**Required work**
Extract all lines from the data beneath that include the word "right".

[Dataset records on visual material]
--------------------------------

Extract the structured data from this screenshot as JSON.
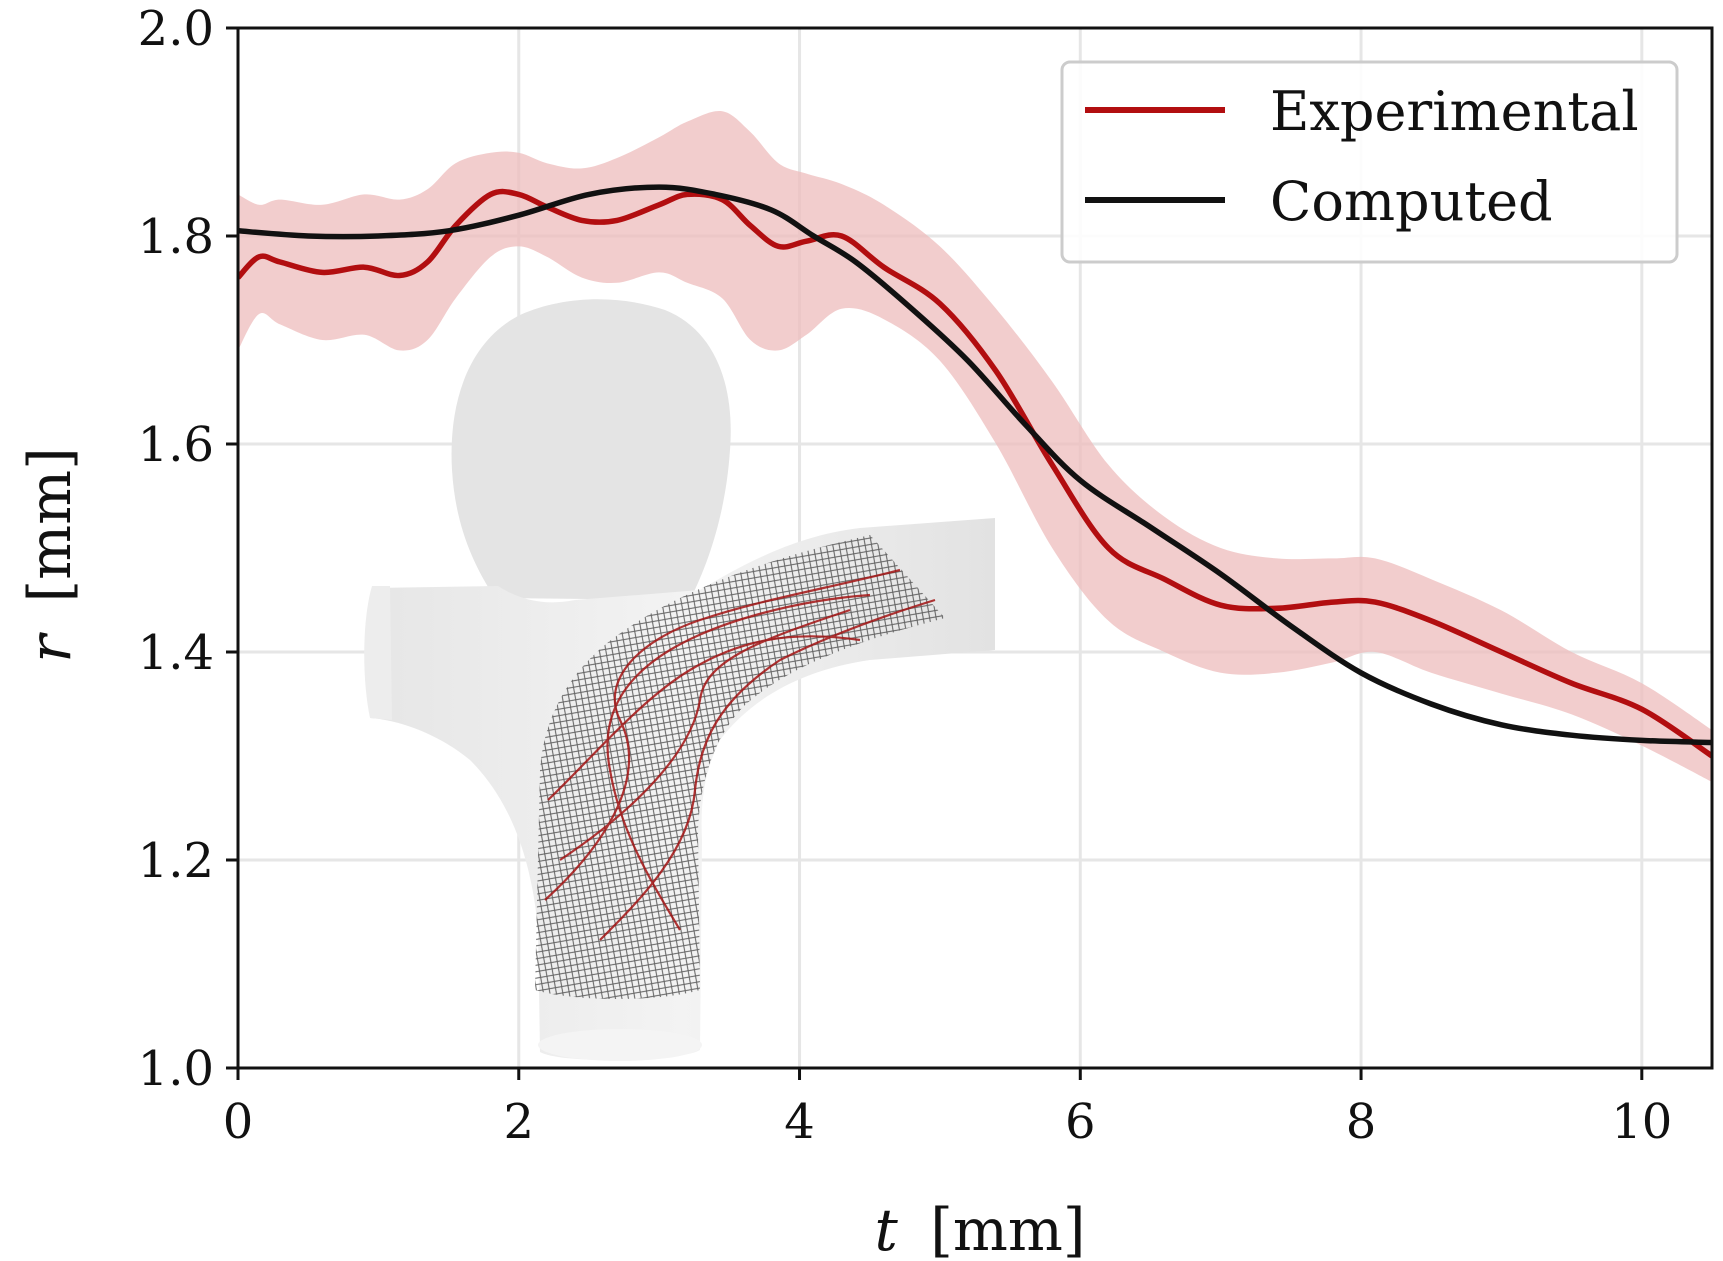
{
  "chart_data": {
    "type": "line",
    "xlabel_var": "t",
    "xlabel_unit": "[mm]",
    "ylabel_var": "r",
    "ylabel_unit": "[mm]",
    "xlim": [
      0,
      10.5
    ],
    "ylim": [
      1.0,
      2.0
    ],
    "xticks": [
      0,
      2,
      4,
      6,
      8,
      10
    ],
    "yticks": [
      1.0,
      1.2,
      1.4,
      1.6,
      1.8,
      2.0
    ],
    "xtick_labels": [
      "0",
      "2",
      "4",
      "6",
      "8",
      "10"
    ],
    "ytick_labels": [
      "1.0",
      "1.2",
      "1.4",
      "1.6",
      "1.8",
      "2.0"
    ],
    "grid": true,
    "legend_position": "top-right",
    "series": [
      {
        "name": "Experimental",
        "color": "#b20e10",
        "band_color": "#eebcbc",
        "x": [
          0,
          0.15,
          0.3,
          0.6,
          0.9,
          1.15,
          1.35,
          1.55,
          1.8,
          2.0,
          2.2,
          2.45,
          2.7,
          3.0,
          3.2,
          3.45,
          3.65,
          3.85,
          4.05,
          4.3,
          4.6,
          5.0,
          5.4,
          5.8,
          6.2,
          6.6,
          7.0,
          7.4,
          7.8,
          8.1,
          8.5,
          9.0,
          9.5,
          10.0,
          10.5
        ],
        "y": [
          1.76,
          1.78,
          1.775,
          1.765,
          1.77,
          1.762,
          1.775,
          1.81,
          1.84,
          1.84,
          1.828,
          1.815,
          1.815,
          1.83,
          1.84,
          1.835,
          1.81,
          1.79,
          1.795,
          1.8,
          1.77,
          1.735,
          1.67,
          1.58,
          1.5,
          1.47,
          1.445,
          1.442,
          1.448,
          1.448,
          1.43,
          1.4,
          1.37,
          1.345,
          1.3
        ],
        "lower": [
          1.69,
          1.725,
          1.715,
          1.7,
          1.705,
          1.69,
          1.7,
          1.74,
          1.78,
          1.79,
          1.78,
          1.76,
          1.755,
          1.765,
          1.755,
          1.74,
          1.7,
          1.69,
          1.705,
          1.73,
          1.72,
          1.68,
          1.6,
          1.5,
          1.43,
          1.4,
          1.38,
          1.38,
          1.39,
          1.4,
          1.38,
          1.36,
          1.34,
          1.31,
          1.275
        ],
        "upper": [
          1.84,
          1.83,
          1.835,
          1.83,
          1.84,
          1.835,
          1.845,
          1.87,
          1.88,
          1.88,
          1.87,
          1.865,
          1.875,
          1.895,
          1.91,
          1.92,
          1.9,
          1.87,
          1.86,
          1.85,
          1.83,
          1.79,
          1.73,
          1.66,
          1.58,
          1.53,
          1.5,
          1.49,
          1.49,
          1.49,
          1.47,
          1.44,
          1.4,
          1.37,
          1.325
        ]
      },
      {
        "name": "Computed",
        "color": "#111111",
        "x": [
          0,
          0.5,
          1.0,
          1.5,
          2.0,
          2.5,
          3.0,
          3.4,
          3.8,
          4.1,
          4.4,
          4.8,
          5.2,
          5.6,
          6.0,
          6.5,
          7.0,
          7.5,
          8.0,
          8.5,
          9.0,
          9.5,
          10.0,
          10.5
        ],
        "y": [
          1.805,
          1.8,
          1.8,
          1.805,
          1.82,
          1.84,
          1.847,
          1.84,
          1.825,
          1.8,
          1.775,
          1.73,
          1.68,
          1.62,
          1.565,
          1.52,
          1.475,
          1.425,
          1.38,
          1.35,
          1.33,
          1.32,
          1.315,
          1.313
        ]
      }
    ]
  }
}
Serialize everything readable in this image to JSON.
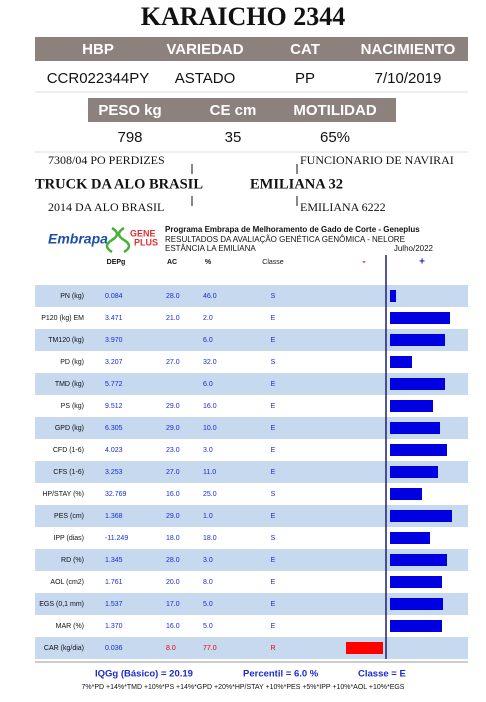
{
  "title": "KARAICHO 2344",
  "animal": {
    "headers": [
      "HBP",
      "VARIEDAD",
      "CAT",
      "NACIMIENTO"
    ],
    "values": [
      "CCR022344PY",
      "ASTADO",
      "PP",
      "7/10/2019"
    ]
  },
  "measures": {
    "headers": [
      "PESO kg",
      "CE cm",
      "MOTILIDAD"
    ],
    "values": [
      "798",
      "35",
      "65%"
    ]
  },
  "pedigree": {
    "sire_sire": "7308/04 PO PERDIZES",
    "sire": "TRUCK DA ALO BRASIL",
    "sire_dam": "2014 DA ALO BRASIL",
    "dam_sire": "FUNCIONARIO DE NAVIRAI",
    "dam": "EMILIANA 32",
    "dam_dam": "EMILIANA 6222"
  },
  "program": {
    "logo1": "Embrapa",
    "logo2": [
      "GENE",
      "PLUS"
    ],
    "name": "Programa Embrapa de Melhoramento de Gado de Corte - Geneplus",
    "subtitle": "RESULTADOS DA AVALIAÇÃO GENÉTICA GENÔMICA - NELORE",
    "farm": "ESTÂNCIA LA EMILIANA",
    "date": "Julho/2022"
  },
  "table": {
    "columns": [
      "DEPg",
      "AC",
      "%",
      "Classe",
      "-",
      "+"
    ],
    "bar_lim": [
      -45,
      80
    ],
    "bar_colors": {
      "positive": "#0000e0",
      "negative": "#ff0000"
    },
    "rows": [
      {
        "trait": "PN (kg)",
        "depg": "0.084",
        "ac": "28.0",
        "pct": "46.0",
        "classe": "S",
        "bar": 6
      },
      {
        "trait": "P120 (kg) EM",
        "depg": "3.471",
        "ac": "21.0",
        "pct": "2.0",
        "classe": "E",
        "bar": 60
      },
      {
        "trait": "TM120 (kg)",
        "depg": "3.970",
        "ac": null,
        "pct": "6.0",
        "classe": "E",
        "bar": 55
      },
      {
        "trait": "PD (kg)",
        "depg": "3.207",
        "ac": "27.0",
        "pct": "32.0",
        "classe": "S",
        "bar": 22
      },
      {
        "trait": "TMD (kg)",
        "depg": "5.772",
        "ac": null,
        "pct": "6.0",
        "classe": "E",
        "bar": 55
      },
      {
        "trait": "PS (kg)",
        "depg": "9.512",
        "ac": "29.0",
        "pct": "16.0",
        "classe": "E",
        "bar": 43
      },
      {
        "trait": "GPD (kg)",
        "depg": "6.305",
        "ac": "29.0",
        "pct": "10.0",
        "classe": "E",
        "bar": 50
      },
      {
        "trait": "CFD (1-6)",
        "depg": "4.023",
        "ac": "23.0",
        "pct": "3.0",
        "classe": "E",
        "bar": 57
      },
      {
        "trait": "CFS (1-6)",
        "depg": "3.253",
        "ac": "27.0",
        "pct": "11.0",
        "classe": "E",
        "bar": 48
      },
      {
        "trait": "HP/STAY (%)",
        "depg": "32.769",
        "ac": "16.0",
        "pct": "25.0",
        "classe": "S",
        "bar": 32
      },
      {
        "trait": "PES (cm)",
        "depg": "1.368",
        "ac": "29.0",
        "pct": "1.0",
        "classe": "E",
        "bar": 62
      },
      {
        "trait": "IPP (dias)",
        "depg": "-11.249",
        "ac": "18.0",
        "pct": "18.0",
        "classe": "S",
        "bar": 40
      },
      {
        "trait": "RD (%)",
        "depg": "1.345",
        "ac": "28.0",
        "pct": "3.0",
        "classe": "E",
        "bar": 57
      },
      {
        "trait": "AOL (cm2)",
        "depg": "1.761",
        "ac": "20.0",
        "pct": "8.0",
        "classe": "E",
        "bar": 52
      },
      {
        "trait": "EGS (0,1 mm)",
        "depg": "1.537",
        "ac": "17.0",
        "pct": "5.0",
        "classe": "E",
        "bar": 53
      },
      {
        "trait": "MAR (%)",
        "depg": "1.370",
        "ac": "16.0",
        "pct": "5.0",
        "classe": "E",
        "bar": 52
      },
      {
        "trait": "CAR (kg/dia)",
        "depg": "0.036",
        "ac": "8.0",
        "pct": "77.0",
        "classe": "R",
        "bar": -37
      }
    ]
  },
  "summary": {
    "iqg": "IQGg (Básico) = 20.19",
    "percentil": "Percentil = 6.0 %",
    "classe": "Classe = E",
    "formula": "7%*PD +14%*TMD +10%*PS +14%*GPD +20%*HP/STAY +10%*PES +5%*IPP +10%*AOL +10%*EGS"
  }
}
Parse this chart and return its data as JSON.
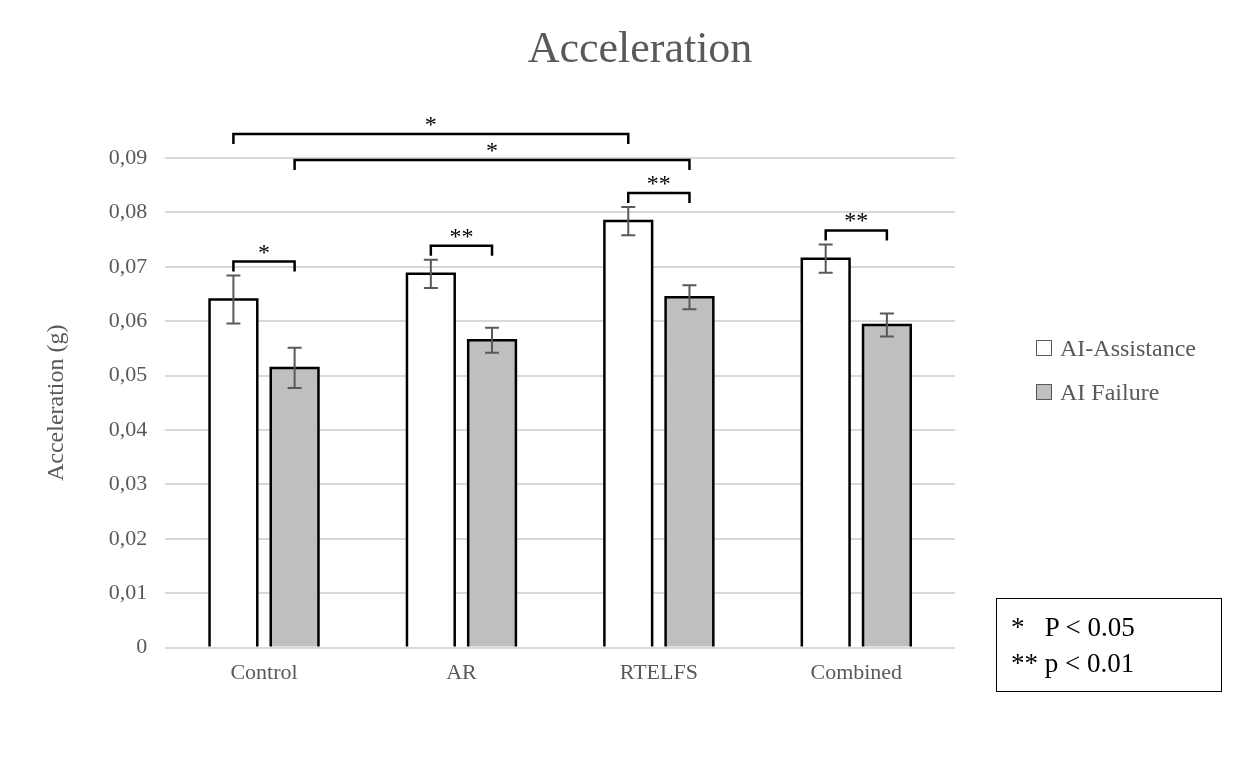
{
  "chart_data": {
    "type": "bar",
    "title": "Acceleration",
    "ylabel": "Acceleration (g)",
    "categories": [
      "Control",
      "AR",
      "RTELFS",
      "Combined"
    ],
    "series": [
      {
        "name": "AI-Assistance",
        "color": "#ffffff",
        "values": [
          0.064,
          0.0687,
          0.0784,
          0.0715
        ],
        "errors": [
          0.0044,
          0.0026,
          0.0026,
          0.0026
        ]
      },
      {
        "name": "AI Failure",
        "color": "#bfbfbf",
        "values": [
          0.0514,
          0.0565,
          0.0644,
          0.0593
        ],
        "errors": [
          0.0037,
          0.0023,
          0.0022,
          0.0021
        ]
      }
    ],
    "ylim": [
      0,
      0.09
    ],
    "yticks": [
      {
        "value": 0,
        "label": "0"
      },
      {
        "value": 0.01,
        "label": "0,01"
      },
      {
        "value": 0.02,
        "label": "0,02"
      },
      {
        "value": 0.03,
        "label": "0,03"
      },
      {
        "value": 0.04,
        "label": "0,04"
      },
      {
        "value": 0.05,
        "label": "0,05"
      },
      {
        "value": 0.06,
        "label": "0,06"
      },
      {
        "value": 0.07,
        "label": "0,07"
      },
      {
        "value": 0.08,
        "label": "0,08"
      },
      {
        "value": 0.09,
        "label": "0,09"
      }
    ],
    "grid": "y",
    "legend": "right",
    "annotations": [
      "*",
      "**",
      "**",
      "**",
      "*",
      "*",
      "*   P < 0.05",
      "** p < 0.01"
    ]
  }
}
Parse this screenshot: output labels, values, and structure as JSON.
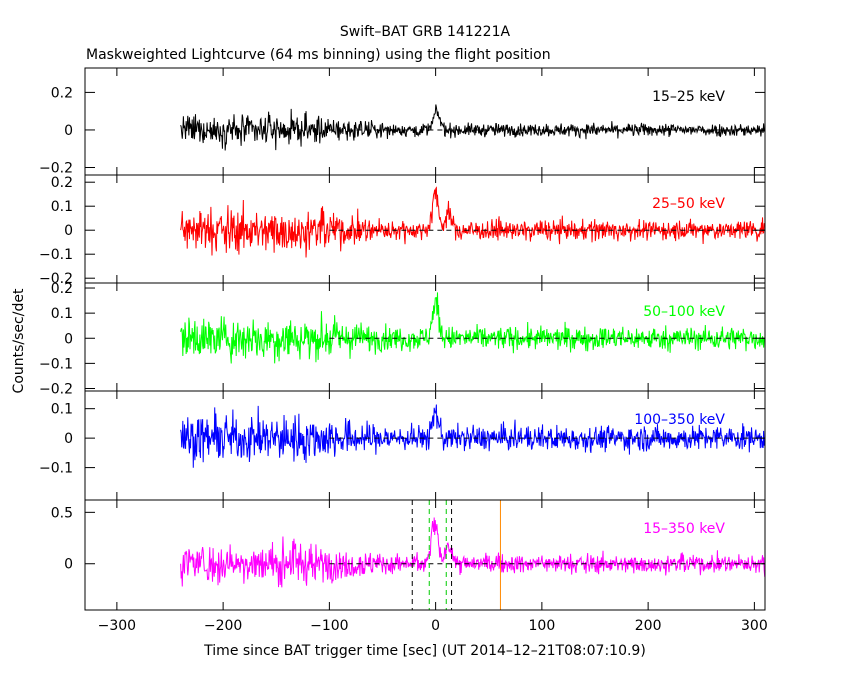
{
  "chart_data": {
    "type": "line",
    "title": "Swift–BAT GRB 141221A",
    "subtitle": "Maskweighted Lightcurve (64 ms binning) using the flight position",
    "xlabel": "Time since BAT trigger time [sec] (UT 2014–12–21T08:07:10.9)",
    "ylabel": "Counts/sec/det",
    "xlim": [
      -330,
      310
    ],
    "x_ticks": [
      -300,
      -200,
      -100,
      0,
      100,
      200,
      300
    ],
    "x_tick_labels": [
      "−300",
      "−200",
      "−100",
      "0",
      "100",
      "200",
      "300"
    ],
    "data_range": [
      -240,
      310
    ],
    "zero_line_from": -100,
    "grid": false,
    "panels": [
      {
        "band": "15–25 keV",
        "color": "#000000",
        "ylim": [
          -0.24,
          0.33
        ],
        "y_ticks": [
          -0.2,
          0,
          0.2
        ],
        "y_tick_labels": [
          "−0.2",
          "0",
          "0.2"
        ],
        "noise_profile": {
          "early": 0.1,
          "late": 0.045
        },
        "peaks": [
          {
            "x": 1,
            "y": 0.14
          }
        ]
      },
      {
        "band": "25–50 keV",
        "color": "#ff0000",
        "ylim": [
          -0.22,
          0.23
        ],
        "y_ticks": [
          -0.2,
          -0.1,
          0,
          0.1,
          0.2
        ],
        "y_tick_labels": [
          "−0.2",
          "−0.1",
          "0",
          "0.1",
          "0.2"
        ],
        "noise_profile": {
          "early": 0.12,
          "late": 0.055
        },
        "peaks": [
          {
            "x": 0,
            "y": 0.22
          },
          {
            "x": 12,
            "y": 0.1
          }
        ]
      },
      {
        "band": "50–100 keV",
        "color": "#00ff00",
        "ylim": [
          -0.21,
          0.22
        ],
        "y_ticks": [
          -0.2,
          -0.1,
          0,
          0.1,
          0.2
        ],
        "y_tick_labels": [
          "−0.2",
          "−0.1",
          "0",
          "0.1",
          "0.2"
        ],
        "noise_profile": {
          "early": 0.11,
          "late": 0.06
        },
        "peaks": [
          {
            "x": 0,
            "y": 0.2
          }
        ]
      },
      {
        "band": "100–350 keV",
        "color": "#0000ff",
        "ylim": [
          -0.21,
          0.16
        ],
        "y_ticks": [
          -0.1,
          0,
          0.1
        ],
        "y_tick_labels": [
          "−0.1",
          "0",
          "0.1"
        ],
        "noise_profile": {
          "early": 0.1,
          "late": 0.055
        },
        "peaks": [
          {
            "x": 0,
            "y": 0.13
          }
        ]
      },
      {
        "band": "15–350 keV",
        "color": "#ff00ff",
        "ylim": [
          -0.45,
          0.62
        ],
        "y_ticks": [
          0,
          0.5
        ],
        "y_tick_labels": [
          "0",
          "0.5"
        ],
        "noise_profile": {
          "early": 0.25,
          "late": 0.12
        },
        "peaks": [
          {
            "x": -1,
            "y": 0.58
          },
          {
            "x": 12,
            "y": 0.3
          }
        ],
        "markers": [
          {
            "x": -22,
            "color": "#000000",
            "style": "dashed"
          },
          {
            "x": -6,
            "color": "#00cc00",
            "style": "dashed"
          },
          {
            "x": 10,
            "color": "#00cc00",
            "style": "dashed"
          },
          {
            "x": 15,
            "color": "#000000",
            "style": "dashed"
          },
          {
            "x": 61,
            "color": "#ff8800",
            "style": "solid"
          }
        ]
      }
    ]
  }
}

--------------------------------

**Task output**
    "legend_position": "top-right",
    "legend": "right",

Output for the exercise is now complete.